[Start Provided information]

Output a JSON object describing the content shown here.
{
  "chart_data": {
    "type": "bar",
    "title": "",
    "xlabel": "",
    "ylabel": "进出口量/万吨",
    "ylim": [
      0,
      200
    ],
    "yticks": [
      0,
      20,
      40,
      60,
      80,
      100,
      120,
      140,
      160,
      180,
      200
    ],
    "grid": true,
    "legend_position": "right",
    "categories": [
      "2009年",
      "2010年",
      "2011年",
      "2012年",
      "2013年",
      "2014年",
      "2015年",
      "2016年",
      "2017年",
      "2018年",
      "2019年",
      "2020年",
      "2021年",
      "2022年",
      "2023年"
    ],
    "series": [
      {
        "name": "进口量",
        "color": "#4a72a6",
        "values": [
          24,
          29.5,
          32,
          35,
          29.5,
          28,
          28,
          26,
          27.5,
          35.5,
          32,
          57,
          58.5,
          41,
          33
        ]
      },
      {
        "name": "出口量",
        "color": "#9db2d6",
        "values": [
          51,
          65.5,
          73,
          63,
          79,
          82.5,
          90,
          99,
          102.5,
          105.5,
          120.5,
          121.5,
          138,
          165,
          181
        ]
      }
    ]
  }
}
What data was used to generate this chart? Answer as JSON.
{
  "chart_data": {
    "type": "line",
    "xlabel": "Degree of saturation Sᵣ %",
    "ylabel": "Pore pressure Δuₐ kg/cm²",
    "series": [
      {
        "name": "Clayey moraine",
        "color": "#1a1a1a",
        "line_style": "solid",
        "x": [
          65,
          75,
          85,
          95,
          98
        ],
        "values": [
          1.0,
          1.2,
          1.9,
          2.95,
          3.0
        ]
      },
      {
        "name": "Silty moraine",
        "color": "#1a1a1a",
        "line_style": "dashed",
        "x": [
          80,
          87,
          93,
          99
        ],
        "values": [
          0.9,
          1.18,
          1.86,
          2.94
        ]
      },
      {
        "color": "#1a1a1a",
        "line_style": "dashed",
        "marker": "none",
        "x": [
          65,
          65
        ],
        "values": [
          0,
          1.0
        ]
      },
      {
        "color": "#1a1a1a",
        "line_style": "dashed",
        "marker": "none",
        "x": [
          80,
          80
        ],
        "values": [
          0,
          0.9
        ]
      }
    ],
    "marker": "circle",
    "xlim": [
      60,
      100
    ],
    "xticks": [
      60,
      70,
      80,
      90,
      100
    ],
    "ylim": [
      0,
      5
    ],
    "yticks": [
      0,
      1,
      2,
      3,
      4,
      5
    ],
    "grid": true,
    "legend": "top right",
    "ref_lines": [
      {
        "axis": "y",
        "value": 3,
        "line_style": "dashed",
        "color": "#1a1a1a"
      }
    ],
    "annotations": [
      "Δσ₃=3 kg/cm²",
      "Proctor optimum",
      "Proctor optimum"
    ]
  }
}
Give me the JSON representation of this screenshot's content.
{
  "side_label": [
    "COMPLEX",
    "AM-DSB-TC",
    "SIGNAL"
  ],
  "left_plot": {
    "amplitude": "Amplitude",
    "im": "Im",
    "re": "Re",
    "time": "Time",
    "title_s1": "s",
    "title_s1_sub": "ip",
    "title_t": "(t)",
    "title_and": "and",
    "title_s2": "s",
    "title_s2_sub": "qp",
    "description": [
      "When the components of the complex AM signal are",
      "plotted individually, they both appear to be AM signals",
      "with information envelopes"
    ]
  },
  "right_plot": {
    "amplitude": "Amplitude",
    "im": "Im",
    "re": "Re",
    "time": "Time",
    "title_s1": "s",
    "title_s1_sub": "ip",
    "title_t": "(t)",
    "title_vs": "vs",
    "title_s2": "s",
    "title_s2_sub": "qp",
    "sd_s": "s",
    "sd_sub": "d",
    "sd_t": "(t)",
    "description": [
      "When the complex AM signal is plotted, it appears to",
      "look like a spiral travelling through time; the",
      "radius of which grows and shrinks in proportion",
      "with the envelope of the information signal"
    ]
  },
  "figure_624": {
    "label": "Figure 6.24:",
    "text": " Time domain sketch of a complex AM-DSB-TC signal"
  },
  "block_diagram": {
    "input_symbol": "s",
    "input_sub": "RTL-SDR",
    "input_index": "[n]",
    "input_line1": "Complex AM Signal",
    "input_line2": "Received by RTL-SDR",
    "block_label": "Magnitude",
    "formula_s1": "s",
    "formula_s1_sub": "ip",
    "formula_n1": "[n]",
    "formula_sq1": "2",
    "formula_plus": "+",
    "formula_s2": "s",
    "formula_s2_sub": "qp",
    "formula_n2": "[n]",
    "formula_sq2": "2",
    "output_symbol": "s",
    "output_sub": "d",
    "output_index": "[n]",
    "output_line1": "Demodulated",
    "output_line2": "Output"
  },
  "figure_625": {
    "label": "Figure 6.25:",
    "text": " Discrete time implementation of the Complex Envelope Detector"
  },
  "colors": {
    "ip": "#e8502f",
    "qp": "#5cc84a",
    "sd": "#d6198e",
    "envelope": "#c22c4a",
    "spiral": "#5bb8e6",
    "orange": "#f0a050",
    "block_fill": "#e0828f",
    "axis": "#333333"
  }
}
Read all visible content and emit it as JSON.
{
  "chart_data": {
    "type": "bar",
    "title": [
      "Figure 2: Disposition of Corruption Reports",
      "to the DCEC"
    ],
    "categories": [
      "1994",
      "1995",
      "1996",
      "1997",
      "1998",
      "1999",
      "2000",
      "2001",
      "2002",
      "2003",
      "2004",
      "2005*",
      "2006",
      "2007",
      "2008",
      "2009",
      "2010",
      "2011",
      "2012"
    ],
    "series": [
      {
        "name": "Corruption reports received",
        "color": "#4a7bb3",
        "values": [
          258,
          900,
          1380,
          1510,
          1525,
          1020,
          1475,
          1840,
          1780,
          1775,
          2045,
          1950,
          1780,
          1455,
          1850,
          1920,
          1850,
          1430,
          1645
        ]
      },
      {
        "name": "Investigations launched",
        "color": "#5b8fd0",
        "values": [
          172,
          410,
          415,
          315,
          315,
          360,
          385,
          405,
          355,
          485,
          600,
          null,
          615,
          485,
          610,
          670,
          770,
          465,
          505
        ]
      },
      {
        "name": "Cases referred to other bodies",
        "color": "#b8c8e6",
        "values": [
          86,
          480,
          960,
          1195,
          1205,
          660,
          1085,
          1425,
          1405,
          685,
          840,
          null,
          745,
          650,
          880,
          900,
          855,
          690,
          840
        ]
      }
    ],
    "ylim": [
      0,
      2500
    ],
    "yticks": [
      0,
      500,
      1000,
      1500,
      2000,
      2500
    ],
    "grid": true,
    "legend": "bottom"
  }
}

[End Provided information]

__Given request__
Copy out every line of the data that includes the word "with".

__The result__
      "with information envelopes"
      "with the envelope of the information signal"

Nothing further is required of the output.